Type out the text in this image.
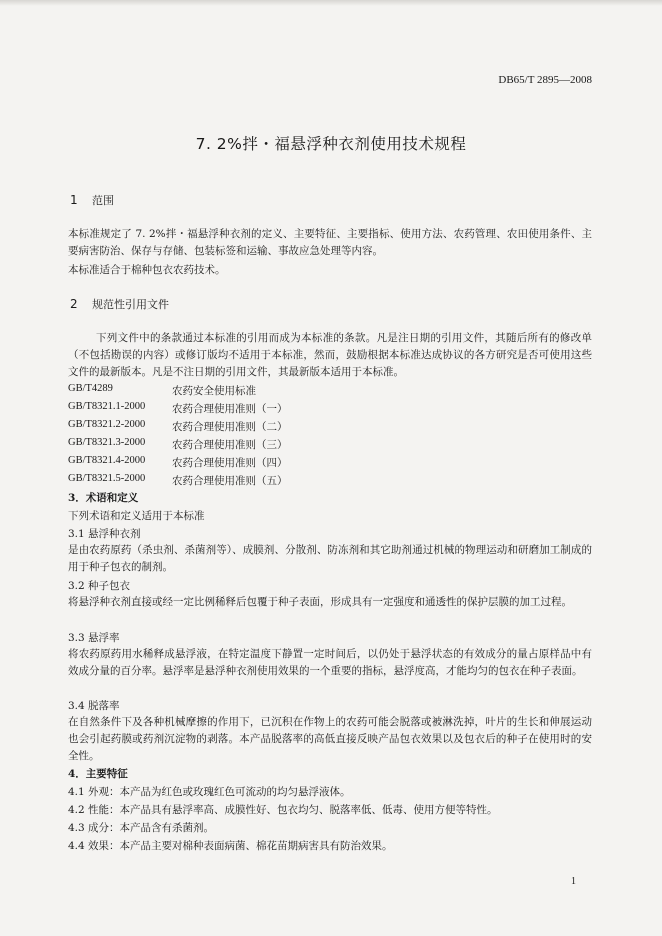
DB65/T 2895—2008
7. 2%拌・福悬浮种衣剂使用技术规程
1 范围
本标准规定了 7. 2%拌・福悬浮种衣剂的定义、主要特征、主要指标、使用方法、农药管理、农田使用条件、主要病害防治、保存与存储、包装标签和运输、事故应急处理等内容。
本标准适合于棉种包衣农药技术。
2 规范性引用文件
下列文件中的条款通过本标准的引用而成为本标准的条款。凡是注日期的引用文件，其随后所有的修改单（不包括勘误的内容）或修订版均不适用于本标准，然而，鼓励根据本标准达成协议的各方研究是否可使用这些文件的最新版本。凡是不注日期的引用文件，其最新版本适用于本标准。
GB/T4289	农药安全使用标准
GB/T8321.1-2000	农药合理使用准则（一）
GB/T8321.2-2000	农药合理使用准则（二）
GB/T8321.3-2000	农药合理使用准则（三）
GB/T8321.4-2000	农药合理使用准则（四）
GB/T8321.5-2000	农药合理使用准则（五）
3．术语和定义
下列术语和定义适用于本标准
3.1 悬浮种衣剂
是由农药原药（杀虫剂、杀菌剂等）、成膜剂、分散剂、防冻剂和其它助剂通过机械的物理运动和研磨加工制成的用于种子包衣的制剂。
3.2 种子包衣
将悬浮种衣剂直接或经一定比例稀释后包覆于种子表面，形成具有一定强度和通透性的保护层膜的加工过程。
3.3 悬浮率
将农药原药用水稀释成悬浮液，在特定温度下静置一定时间后，以仍处于悬浮状态的有效成分的量占原样品中有效成分量的百分率。悬浮率是悬浮种衣剂使用效果的一个重要的指标，悬浮度高，才能均匀的包衣在种子表面。
3.4 脱落率
在自然条件下及各种机械摩擦的作用下，已沉积在作物上的农药可能会脱落或被淋洗掉，叶片的生长和伸展运动也会引起药膜或药剂沉淀物的剥落。本产品脱落率的高低直接反映产品包衣效果以及包衣后的种子在使用时的安全性。
4．主要特征
4.1 外观：本产品为红色或玫瑰红色可流动的均匀悬浮液体。
4.2 性能：本产品具有悬浮率高、成膜性好、包衣均匀、脱落率低、低毒、使用方便等特性。
4.3 成分：本产品含有杀菌剂。
4.4 效果：本产品主要对棉种表面病菌、棉花苗期病害具有防治效果。
1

:: REQUEST ::
Each entry shown above must be quoted exactly, with its pictures left out.

:: EXERCISE OUTPUT ::
Type out the text in this image.
DB65/T 2895—2008
7. 2%拌・福悬浮种衣剂使用技术规程
1 范围
本标准规定了 7. 2%拌・福悬浮种衣剂的定义、主要特征、主要指标、使用方法、农药管理、农田使用条件、主要病害防治、保存与存储、包装标签和运输、事故应急处理等内容。
本标准适合于棉种包衣农药技术。
2 规范性引用文件
下列文件中的条款通过本标准的引用而成为本标准的条款。凡是注日期的引用文件，其随后所有的修改单（不包括勘误的内容）或修订版均不适用于本标准，然而，鼓励根据本标准达成协议的各方研究是否可使用这些文件的最新版本。凡是不注日期的引用文件，其最新版本适用于本标准。
GB/T4289	农药安全使用标准
GB/T8321.1-2000	农药合理使用准则（一）
GB/T8321.2-2000	农药合理使用准则（二）
GB/T8321.3-2000	农药合理使用准则（三）
GB/T8321.4-2000	农药合理使用准则（四）
GB/T8321.5-2000	农药合理使用准则（五）
3．术语和定义
下列术语和定义适用于本标准
3.1 悬浮种衣剂
是由农药原药（杀虫剂、杀菌剂等）、成膜剂、分散剂、防冻剂和其它助剂通过机械的物理运动和研磨加工制成的用于种子包衣的制剂。
3.2 种子包衣
将悬浮种衣剂直接或经一定比例稀释后包覆于种子表面，形成具有一定强度和通透性的保护层膜的加工过程。
3.3 悬浮率
将农药原药用水稀释成悬浮液，在特定温度下静置一定时间后，以仍处于悬浮状态的有效成分的量占原样品中有效成分量的百分率。悬浮率是悬浮种衣剂使用效果的一个重要的指标，悬浮度高，才能均匀的包衣在种子表面。
3.4 脱落率
在自然条件下及各种机械摩擦的作用下，已沉积在作物上的农药可能会脱落或被淋洗掉，叶片的生长和伸展运动也会引起药膜或药剂沉淀物的剥落。本产品脱落率的高低直接反映产品包衣效果以及包衣后的种子在使用时的安全性。
4．主要特征
4.1 外观：本产品为红色或玫瑰红色可流动的均匀悬浮液体。
4.2 性能：本产品具有悬浮率高、成膜性好、包衣均匀、脱落率低、低毒、使用方便等特性。
4.3 成分：本产品含有杀菌剂。
4.4 效果：本产品主要对棉种表面病菌、棉花苗期病害具有防治效果。
1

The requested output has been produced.